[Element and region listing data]
══════════════════════════════
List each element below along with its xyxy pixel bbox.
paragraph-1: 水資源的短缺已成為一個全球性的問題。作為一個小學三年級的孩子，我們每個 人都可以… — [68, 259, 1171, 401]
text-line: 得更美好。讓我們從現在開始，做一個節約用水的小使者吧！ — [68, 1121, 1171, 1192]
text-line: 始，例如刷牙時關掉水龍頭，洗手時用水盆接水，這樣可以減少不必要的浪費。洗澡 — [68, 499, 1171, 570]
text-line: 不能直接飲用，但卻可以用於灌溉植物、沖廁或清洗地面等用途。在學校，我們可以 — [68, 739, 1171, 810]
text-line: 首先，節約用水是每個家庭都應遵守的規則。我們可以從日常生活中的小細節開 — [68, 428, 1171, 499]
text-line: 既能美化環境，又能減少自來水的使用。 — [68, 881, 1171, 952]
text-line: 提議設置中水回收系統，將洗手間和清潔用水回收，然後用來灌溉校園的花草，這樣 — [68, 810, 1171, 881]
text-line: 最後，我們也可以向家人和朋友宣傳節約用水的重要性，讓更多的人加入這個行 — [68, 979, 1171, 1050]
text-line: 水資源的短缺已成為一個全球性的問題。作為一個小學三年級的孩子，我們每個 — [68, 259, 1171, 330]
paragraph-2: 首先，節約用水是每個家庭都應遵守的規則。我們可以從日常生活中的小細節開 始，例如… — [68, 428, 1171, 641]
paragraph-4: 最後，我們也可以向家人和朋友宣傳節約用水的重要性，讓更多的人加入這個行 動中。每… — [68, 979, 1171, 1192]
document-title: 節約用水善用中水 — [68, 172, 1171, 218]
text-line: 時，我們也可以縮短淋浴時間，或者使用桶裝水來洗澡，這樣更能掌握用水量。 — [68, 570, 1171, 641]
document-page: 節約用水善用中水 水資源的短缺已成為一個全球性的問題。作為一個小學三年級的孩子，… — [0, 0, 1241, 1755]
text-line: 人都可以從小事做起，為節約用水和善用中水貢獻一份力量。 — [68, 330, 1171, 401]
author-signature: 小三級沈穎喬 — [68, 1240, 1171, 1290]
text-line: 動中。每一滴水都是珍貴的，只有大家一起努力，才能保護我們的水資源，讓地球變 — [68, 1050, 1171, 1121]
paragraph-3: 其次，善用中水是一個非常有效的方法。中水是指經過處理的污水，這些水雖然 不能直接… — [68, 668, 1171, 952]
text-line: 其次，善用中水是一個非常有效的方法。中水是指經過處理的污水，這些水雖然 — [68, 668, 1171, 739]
══════════════════════════════
● **What you will do**: Lay out every line of the data above as a Markdown table with the columns Row and Line. Number the rows in order, and leave out any blank lines.

● **Answer to the problem**:
| Row | Line |
|---|---|
| 1 | List each element below along with its xyxy pixel bbox. |
| 2 | paragraph-1: 水資源的短缺已成為一個全球性的問題。作為一個小學三年級的孩子，我們每個 人都可以… — [68, 259, 1171, 401] |
| 3 | text-line: 得更美好。讓我們從現在開始，做一個節約用水的小使者吧！ — [68, 1121, 1171, 1192] |
| 4 | text-line: 始，例如刷牙時關掉水龍頭，洗手時用水盆接水，這樣可以減少不必要的浪費。洗澡 — [68, 499, 1171, 570] |
| 5 | text-line: 不能直接飲用，但卻可以用於灌溉植物、沖廁或清洗地面等用途。在學校，我們可以 — [68, 739, 1171, 810] |
| 6 | text-line: 首先，節約用水是每個家庭都應遵守的規則。我們可以從日常生活中的小細節開 — [68, 428, 1171, 499] |
| 7 | text-line: 既能美化環境，又能減少自來水的使用。 — [68, 881, 1171, 952] |
| 8 | text-line: 提議設置中水回收系統，將洗手間和清潔用水回收，然後用來灌溉校園的花草，這樣 — [68, 810, 1171, 881] |
| 9 | text-line: 最後，我們也可以向家人和朋友宣傳節約用水的重要性，讓更多的人加入這個行 — [68, 979, 1171, 1050] |
| 10 | text-line: 水資源的短缺已成為一個全球性的問題。作為一個小學三年級的孩子，我們每個 — [68, 259, 1171, 330] |
| 11 | paragraph-2: 首先，節約用水是每個家庭都應遵守的規則。我們可以從日常生活中的小細節開 始，例如… — [68, 428, 1171, 641] |
| 12 | paragraph-4: 最後，我們也可以向家人和朋友宣傳節約用水的重要性，讓更多的人加入這個行 動中。每… — [68, 979, 1171, 1192] |
| 13 | document-title: 節約用水善用中水 — [68, 172, 1171, 218] |
| 14 | text-line: 時，我們也可以縮短淋浴時間，或者使用桶裝水來洗澡，這樣更能掌握用水量。 — [68, 570, 1171, 641] |
| 15 | document-page: 節約用水善用中水 水資源的短缺已成為一個全球性的問題。作為一個小學三年級的孩子，… — [0, 0, 1241, 1755] |
| 16 | text-line: 人都可以從小事做起，為節約用水和善用中水貢獻一份力量。 — [68, 330, 1171, 401] |
| 17 | author-signature: 小三級沈穎喬 — [68, 1240, 1171, 1290] |
| 18 | text-line: 動中。每一滴水都是珍貴的，只有大家一起努力，才能保護我們的水資源，讓地球變 — [68, 1050, 1171, 1121] |
| 19 | paragraph-3: 其次，善用中水是一個非常有效的方法。中水是指經過處理的污水，這些水雖然 不能直接… — [68, 668, 1171, 952] |
| 20 | text-line: 其次，善用中水是一個非常有效的方法。中水是指經過處理的污水，這些水雖然 — [68, 668, 1171, 739] |